» DATA EXTRACT
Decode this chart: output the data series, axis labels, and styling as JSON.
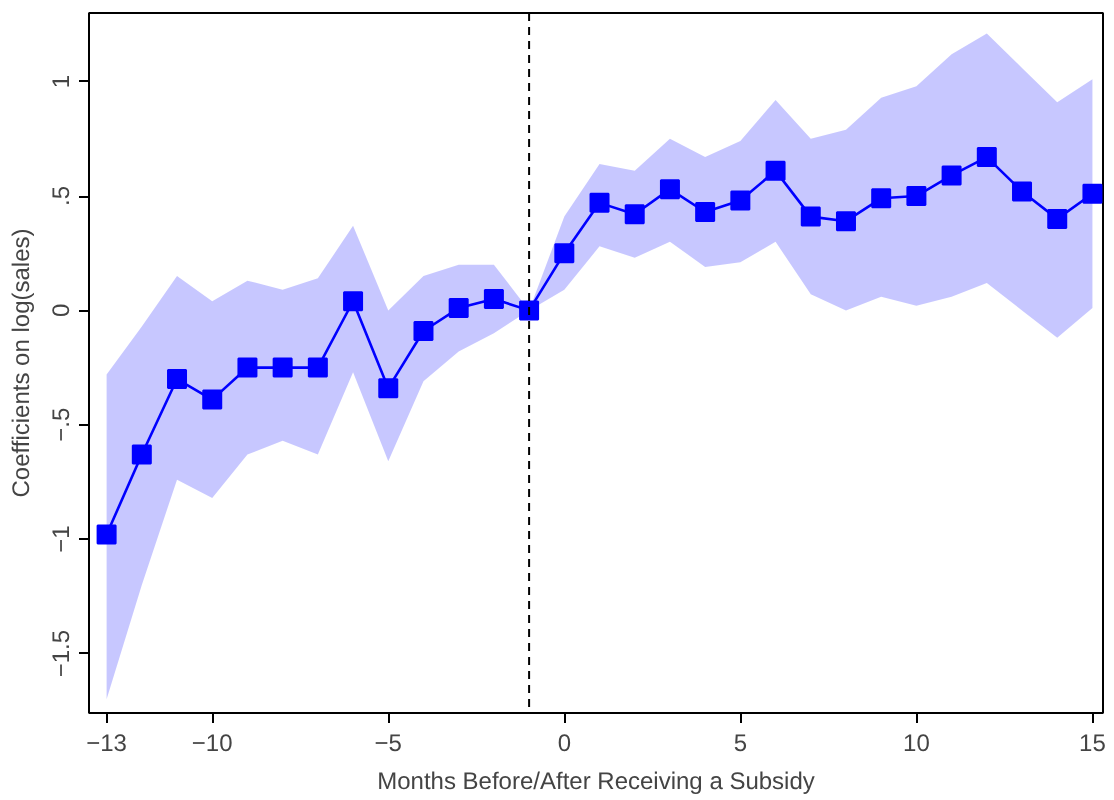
{
  "chart_data": {
    "type": "line",
    "xlabel": "Months Before/After Receiving a Subsidy",
    "ylabel": "Coefficients on log(sales)",
    "x": [
      -13,
      -12,
      -11,
      -10,
      -9,
      -8,
      -7,
      -6,
      -5,
      -4,
      -3,
      -2,
      -1,
      0,
      1,
      2,
      3,
      4,
      5,
      6,
      7,
      8,
      9,
      10,
      11,
      12,
      13,
      14,
      15
    ],
    "series": [
      {
        "color": "#0000ff",
        "values": [
          -0.98,
          -0.63,
          -0.3,
          -0.39,
          -0.25,
          -0.25,
          -0.25,
          0.04,
          -0.34,
          -0.09,
          0.01,
          0.05,
          0,
          0.25,
          0.47,
          0.42,
          0.53,
          0.43,
          0.48,
          0.61,
          0.41,
          0.39,
          0.49,
          0.5,
          0.59,
          0.67,
          0.52,
          0.4,
          0.51
        ],
        "upper": [
          -0.28,
          -0.07,
          0.15,
          0.04,
          0.13,
          0.09,
          0.14,
          0.37,
          0,
          0.15,
          0.2,
          0.2,
          0,
          0.41,
          0.64,
          0.61,
          0.75,
          0.67,
          0.74,
          0.92,
          0.75,
          0.79,
          0.93,
          0.98,
          1.12,
          1.21,
          1.06,
          0.91,
          1.01
        ],
        "lower": [
          -1.7,
          -1.2,
          -0.74,
          -0.82,
          -0.63,
          -0.57,
          -0.63,
          -0.27,
          -0.66,
          -0.31,
          -0.18,
          -0.1,
          0,
          0.09,
          0.28,
          0.23,
          0.3,
          0.19,
          0.21,
          0.3,
          0.07,
          0,
          0.06,
          0.02,
          0.06,
          0.12,
          0,
          -0.12,
          0.01
        ]
      }
    ],
    "xlim": [
      -13.5,
      15.3
    ],
    "ylim": [
      -1.76,
      1.3
    ],
    "xticks": [
      -13,
      -10,
      -5,
      0,
      5,
      10,
      15
    ],
    "yticks": [
      {
        "value": -1.5,
        "label": "−1.5"
      },
      {
        "value": -1,
        "label": "−1"
      },
      {
        "value": -0.5,
        "label": "−.5"
      },
      {
        "value": 0,
        "label": "0"
      },
      {
        "value": 0.5,
        "label": ".5"
      },
      {
        "value": 1,
        "label": "1"
      }
    ],
    "ref_lines": [
      {
        "axis": "x",
        "value": -1,
        "label": null,
        "color": "#000000",
        "line_style": "dashed"
      }
    ],
    "marker": "square",
    "line_style": "solid",
    "grid": false
  }
}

» WORK TO DO
Look for lines containing the string "axis" and copy them all.

» FULL RESPONSE
Decode this chart: output the data series, axis labels, and styling as JSON.
        "axis": "x",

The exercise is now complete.